INSTRUCTION -
All of the lines below are to be printed again exactly; images are excluded from the output.

GIVEN DATA -

################

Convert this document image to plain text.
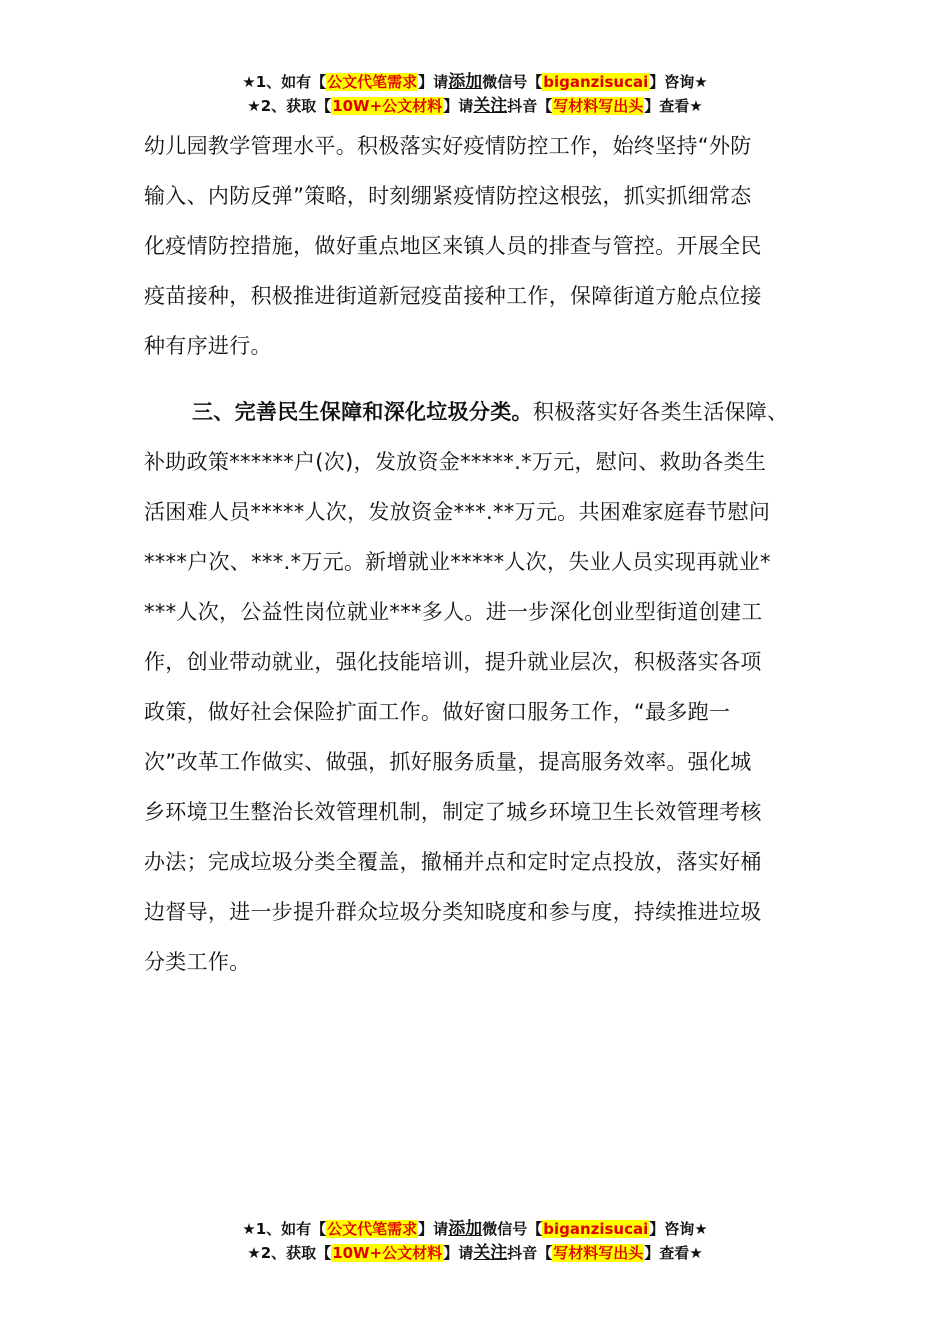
★1、如有【公文代笔需求】请添加微信号【biganzisucai】咨询★
★2、获取【10W+公文材料】请关注抖音【写材料写出头】查看★
幼儿园教学管理水平。积极落实好疫情防控工作，始终坚持“外防
输入、内防反弹”策略，时刻绷紧疫情防控这根弦，抓实抓细常态
化疫情防控措施，做好重点地区来镇人员的排查与管控。开展全民
疫苗接种，积极推进街道新冠疫苗接种工作，保障街道方舱点位接
种有序进行。
三、完善民生保障和深化垃圾分类。积极落实好各类生活保障、
补助政策******户(次)，发放资金*****.*万元，慰问、救助各类生
活困难人员*****人次，发放资金***.**万元。共困难家庭春节慰问
****户次、***.*万元。新增就业*****人次，失业人员实现再就业*
***人次，公益性岗位就业***多人。进一步深化创业型街道创建工
作，创业带动就业，强化技能培训，提升就业层次，积极落实各项
政策，做好社会保险扩面工作。做好窗口服务工作，“最多跑一
次”改革工作做实、做强，抓好服务质量，提高服务效率。强化城
乡环境卫生整治长效管理机制，制定了城乡环境卫生长效管理考核
办法；完成垃圾分类全覆盖，撤桶并点和定时定点投放，落实好桶
边督导，进一步提升群众垃圾分类知晓度和参与度，持续推进垃圾
分类工作。
★1、如有【公文代笔需求】请添加微信号【biganzisucai】咨询★
★2、获取【10W+公文材料】请关注抖音【写材料写出头】查看★
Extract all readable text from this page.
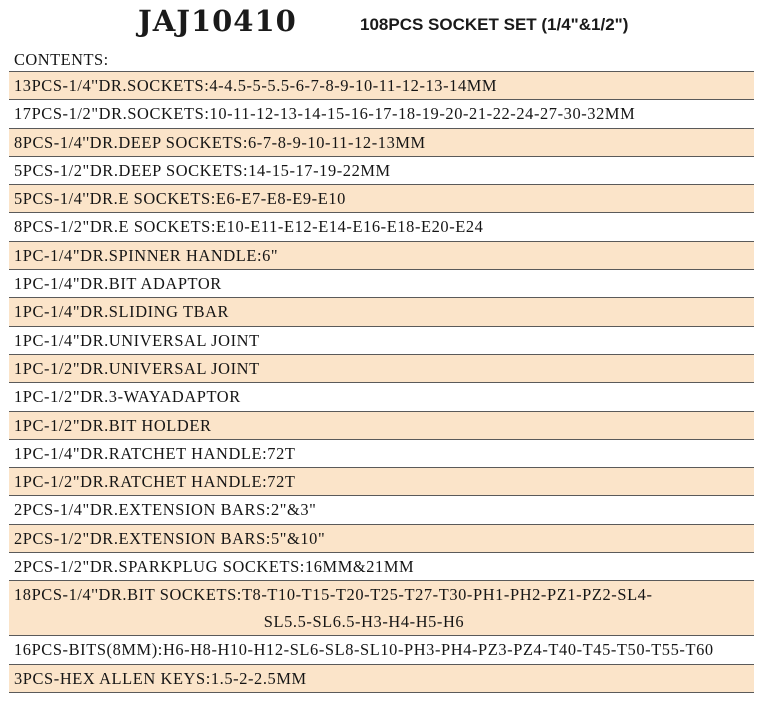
JAJ10410	108PCS SOCKET SET (1/4"&1/2")
CONTENTS:
13PCS-1/4''DR.SOCKETS:4-4.5-5-5.5-6-7-8-9-10-11-12-13-14MM
17PCS-1/2"DR.SOCKETS:10-11-12-13-14-15-16-17-18-19-20-21-22-24-27-30-32MM
8PCS-1/4''DR.DEEP SOCKETS:6-7-8-9-10-11-12-13MM
5PCS-1/2"DR.DEEP SOCKETS:14-15-17-19-22MM
5PCS-1/4''DR.E SOCKETS:E6-E7-E8-E9-E10
8PCS-1/2"DR.E SOCKETS:E10-E11-E12-E14-E16-E18-E20-E24
1PC-1/4"DR.SPINNER HANDLE:6"
1PC-1/4"DR.BIT ADAPTOR
1PC-1/4"DR.SLIDING TBAR
1PC-1/4"DR.UNIVERSAL JOINT
1PC-1/2"DR.UNIVERSAL JOINT
1PC-1/2"DR.3-WAYADAPTOR
1PC-1/2"DR.BIT HOLDER
1PC-1/4"DR.RATCHET HANDLE:72T
1PC-1/2"DR.RATCHET HANDLE:72T
2PCS-1/4"DR.EXTENSION BARS:2"&3"
2PCS-1/2"DR.EXTENSION BARS:5"&10"
2PCS-1/2"DR.SPARKPLUG SOCKETS:16MM&21MM
18PCS-1/4''DR.BIT SOCKETS:T8-T10-T15-T20-T25-T27-T30-PH1-PH2-PZ1-PZ2-SL4-
SL5.5-SL6.5-H3-H4-H5-H6
16PCS-BITS(8MM):H6-H8-H10-H12-SL6-SL8-SL10-PH3-PH4-PZ3-PZ4-T40-T45-T50-T55-T60
3PCS-HEX ALLEN KEYS:1.5-2-2.5MM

################

SOLUTION TO THIS EXERCISE -
Convert this document image to plain text.
★1、如有【公文代笔需求】请添加微信号【biganzisucai】咨询★
★2、获取【10W+公文材料】请关注抖音【写材料写出头】查看★
幼儿园教学管理水平。积极落实好疫情防控工作，始终坚持“外防
输入、内防反弹”策略，时刻绷紧疫情防控这根弦，抓实抓细常态
化疫情防控措施，做好重点地区来镇人员的排查与管控。开展全民
疫苗接种，积极推进街道新冠疫苗接种工作，保障街道方舱点位接
种有序进行。
三、完善民生保障和深化垃圾分类。积极落实好各类生活保障、
补助政策******户(次)，发放资金*****.*万元，慰问、救助各类生
活困难人员*****人次，发放资金***.**万元。共困难家庭春节慰问
****户次、***.*万元。新增就业*****人次，失业人员实现再就业*
***人次，公益性岗位就业***多人。进一步深化创业型街道创建工
作，创业带动就业，强化技能培训，提升就业层次，积极落实各项
政策，做好社会保险扩面工作。做好窗口服务工作，“最多跑一
次”改革工作做实、做强，抓好服务质量，提高服务效率。强化城
乡环境卫生整治长效管理机制，制定了城乡环境卫生长效管理考核
办法；完成垃圾分类全覆盖，撤桶并点和定时定点投放，落实好桶
边督导，进一步提升群众垃圾分类知晓度和参与度，持续推进垃圾
分类工作。
★1、如有【公文代笔需求】请添加微信号【biganzisucai】咨询★
★2、获取【10W+公文材料】请关注抖音【写材料写出头】查看★
Extract all readable text from this page.
JAJ10410	108PCS SOCKET SET (1/4"&1/2")
CONTENTS:
13PCS-1/4''DR.SOCKETS:4-4.5-5-5.5-6-7-8-9-10-11-12-13-14MM
17PCS-1/2"DR.SOCKETS:10-11-12-13-14-15-16-17-18-19-20-21-22-24-27-30-32MM
8PCS-1/4''DR.DEEP SOCKETS:6-7-8-9-10-11-12-13MM
5PCS-1/2"DR.DEEP SOCKETS:14-15-17-19-22MM
5PCS-1/4''DR.E SOCKETS:E6-E7-E8-E9-E10
8PCS-1/2"DR.E SOCKETS:E10-E11-E12-E14-E16-E18-E20-E24
1PC-1/4"DR.SPINNER HANDLE:6"
1PC-1/4"DR.BIT ADAPTOR
1PC-1/4"DR.SLIDING TBAR
1PC-1/4"DR.UNIVERSAL JOINT
1PC-1/2"DR.UNIVERSAL JOINT
1PC-1/2"DR.3-WAYADAPTOR
1PC-1/2"DR.BIT HOLDER
1PC-1/4"DR.RATCHET HANDLE:72T
1PC-1/2"DR.RATCHET HANDLE:72T
2PCS-1/4"DR.EXTENSION BARS:2"&3"
2PCS-1/2"DR.EXTENSION BARS:5"&10"
2PCS-1/2"DR.SPARKPLUG SOCKETS:16MM&21MM
18PCS-1/4''DR.BIT SOCKETS:T8-T10-T15-T20-T25-T27-T30-PH1-PH2-PZ1-PZ2-SL4-
SL5.5-SL6.5-H3-H4-H5-H6
16PCS-BITS(8MM):H6-H8-H10-H12-SL6-SL8-SL10-PH3-PH4-PZ3-PZ4-T40-T45-T50-T55-T60
3PCS-HEX ALLEN KEYS:1.5-2-2.5MM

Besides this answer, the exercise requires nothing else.